TASK DIRECTIONS: Return only the number of lines in the entries below that hold the word "nettoyage".
------------------------------------------------
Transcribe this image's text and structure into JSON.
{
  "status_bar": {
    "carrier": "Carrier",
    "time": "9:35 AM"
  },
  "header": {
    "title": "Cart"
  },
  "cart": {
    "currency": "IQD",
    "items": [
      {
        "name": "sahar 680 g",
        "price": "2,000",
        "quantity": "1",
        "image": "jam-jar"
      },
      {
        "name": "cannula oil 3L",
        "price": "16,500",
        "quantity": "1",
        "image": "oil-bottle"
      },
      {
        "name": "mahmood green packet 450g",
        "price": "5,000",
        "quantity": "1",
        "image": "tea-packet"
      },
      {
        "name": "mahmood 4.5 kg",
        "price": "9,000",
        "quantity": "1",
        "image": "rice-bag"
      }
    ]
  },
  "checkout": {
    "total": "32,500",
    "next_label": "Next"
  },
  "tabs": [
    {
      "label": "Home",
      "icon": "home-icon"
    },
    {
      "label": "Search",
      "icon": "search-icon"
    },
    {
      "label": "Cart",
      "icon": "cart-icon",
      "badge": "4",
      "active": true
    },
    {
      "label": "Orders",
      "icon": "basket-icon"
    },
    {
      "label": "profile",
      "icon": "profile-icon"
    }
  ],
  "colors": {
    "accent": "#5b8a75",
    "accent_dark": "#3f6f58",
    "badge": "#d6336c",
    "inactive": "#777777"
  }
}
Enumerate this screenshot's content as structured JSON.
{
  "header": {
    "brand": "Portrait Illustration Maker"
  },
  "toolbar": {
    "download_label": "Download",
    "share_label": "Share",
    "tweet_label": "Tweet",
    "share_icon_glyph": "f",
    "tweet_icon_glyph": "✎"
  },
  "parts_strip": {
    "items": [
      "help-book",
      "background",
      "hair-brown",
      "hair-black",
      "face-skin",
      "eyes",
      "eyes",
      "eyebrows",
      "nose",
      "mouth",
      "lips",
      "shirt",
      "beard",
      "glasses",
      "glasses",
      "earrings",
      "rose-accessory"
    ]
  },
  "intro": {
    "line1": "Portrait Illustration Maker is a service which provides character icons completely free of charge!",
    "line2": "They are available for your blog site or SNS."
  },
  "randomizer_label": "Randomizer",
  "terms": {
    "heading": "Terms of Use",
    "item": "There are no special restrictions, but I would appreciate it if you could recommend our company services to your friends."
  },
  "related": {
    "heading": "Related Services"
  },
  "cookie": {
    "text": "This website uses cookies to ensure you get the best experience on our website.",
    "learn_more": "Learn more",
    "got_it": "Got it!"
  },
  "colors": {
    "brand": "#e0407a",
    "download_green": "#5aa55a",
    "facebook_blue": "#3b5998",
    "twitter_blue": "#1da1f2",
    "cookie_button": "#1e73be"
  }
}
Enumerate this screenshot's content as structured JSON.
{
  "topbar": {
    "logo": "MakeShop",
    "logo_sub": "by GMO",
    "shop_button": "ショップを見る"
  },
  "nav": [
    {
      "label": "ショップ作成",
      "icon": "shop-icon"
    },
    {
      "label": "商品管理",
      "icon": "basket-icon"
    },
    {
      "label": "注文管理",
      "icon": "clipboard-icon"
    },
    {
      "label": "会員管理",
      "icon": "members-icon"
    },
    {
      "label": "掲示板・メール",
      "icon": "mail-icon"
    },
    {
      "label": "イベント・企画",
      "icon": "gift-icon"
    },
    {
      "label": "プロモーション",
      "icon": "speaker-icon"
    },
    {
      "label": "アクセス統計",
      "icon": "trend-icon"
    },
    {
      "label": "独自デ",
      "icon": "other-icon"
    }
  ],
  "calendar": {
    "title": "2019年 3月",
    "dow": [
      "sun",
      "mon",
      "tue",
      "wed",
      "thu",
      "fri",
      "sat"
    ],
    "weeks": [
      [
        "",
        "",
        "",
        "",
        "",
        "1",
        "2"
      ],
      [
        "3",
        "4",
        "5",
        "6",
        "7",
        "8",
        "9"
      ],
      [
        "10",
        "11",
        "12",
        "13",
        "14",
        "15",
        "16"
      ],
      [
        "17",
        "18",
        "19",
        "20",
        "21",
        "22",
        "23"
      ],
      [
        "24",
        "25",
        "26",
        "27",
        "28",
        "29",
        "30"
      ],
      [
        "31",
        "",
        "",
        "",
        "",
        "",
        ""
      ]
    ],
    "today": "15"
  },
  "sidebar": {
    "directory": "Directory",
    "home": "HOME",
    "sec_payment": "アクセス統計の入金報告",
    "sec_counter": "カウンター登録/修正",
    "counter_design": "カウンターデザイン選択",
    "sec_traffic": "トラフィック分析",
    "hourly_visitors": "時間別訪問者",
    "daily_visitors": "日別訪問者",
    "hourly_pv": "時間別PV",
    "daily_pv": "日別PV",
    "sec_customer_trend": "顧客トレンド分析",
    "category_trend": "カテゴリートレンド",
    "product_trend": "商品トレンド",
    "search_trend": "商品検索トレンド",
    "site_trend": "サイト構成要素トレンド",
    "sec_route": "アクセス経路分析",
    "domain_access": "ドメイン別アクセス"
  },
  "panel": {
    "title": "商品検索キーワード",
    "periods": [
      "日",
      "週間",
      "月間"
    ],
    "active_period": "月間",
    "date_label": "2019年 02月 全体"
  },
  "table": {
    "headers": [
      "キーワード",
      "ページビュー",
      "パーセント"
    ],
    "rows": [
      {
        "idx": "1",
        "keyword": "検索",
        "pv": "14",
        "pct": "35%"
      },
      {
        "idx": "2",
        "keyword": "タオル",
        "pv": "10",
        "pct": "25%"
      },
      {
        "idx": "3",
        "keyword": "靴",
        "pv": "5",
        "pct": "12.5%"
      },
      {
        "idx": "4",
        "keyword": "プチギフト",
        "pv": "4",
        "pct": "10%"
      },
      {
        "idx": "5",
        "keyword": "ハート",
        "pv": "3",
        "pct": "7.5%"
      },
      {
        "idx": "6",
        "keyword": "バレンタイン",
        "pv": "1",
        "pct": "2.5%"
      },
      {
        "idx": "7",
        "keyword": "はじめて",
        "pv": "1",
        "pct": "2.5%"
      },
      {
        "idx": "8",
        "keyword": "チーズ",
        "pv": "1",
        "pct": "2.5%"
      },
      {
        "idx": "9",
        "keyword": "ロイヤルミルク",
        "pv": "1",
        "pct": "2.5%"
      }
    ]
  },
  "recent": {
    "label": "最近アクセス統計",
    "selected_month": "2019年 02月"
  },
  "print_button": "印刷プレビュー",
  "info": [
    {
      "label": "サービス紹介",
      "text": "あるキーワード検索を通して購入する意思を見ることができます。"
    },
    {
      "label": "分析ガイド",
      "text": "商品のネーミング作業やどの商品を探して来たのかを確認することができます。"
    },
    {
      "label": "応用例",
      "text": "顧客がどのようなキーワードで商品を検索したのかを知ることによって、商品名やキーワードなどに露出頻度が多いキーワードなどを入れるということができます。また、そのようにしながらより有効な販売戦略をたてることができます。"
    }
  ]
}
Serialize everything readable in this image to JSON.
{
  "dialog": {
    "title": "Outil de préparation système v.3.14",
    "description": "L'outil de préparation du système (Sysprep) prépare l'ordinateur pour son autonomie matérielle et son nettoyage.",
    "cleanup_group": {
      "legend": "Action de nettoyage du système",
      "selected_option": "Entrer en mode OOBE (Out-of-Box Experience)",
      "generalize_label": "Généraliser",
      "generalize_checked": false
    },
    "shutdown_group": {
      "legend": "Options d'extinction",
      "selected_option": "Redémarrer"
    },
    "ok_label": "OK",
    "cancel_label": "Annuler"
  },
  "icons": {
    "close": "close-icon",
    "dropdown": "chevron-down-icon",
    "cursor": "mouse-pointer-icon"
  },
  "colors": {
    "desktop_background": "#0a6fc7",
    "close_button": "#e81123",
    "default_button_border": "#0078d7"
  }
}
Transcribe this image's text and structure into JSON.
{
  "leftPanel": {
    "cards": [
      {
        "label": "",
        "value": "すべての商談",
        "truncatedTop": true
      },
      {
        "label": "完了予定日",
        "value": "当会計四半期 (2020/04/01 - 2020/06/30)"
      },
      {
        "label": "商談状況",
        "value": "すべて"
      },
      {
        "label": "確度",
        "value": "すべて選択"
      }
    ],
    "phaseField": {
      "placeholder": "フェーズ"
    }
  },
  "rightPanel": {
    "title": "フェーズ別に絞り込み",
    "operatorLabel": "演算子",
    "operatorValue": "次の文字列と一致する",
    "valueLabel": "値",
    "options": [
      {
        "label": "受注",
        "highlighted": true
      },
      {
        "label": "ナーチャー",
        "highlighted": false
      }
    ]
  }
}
------------------------------------------------
RESPONSE TO THE EXERCISE: 2